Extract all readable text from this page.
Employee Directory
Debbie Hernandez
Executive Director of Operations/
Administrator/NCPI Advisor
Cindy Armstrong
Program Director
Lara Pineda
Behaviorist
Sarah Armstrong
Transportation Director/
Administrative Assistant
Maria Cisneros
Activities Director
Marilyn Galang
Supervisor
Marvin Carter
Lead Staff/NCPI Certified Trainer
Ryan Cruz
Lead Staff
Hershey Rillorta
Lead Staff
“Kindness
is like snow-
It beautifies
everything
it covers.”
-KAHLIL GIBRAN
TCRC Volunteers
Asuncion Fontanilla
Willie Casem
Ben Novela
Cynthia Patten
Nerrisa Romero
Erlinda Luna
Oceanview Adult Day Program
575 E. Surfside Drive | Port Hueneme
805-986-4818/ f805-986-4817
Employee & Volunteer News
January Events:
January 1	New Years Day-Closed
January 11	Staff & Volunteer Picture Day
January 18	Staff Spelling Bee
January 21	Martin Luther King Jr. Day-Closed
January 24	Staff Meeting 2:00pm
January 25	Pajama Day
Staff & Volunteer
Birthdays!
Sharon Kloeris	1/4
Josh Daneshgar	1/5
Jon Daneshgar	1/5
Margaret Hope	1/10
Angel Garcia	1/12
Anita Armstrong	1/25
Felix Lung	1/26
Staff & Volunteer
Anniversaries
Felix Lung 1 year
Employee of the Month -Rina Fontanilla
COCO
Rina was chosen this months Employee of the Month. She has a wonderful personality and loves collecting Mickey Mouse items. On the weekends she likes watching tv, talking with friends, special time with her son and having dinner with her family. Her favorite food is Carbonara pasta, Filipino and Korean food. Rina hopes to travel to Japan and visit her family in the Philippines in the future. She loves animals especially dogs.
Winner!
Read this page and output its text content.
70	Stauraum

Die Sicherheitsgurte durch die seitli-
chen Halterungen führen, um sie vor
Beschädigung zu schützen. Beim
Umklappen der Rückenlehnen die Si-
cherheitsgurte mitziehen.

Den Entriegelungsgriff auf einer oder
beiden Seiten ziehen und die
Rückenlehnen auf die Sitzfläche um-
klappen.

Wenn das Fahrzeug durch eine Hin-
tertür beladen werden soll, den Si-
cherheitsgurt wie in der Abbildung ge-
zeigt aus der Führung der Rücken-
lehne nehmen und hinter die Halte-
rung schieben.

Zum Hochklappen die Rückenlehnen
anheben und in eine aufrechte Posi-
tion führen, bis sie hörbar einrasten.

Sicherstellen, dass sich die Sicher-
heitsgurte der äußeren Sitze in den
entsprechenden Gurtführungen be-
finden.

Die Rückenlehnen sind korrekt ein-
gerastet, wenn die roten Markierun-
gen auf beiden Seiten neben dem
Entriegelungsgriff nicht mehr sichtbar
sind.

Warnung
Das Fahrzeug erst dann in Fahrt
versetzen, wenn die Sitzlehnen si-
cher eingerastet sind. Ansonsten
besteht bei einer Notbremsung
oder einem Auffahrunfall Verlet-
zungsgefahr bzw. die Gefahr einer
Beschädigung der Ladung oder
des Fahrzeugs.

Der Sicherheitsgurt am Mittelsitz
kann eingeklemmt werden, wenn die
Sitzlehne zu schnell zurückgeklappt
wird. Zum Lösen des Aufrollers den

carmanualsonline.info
*****
> Stated goal:
Write out once more the lines above beginning at the line with "Read this page and output its text content."; continue through the final line and stop there.

> Answer to the exercise:
Read this page and output its text content.
70	Stauraum

Die Sicherheitsgurte durch die seitli-
chen Halterungen führen, um sie vor
Beschädigung zu schützen. Beim
Umklappen der Rückenlehnen die Si-
cherheitsgurte mitziehen.

Den Entriegelungsgriff auf einer oder
beiden Seiten ziehen und die
Rückenlehnen auf die Sitzfläche um-
klappen.

Wenn das Fahrzeug durch eine Hin-
tertür beladen werden soll, den Si-
cherheitsgurt wie in der Abbildung ge-
zeigt aus der Führung der Rücken-
lehne nehmen und hinter die Halte-
rung schieben.

Zum Hochklappen die Rückenlehnen
anheben und in eine aufrechte Posi-
tion führen, bis sie hörbar einrasten.

Sicherstellen, dass sich die Sicher-
heitsgurte der äußeren Sitze in den
entsprechenden Gurtführungen be-
finden.

Die Rückenlehnen sind korrekt ein-
gerastet, wenn die roten Markierun-
gen auf beiden Seiten neben dem
Entriegelungsgriff nicht mehr sichtbar
sind.

Warnung
Das Fahrzeug erst dann in Fahrt
versetzen, wenn die Sitzlehnen si-
cher eingerastet sind. Ansonsten
besteht bei einer Notbremsung
oder einem Auffahrunfall Verlet-
zungsgefahr bzw. die Gefahr einer
Beschädigung der Ladung oder
des Fahrzeugs.

Der Sicherheitsgurt am Mittelsitz
kann eingeklemmt werden, wenn die
Sitzlehne zu schnell zurückgeklappt
wird. Zum Lösen des Aufrollers den

carmanualsonline.info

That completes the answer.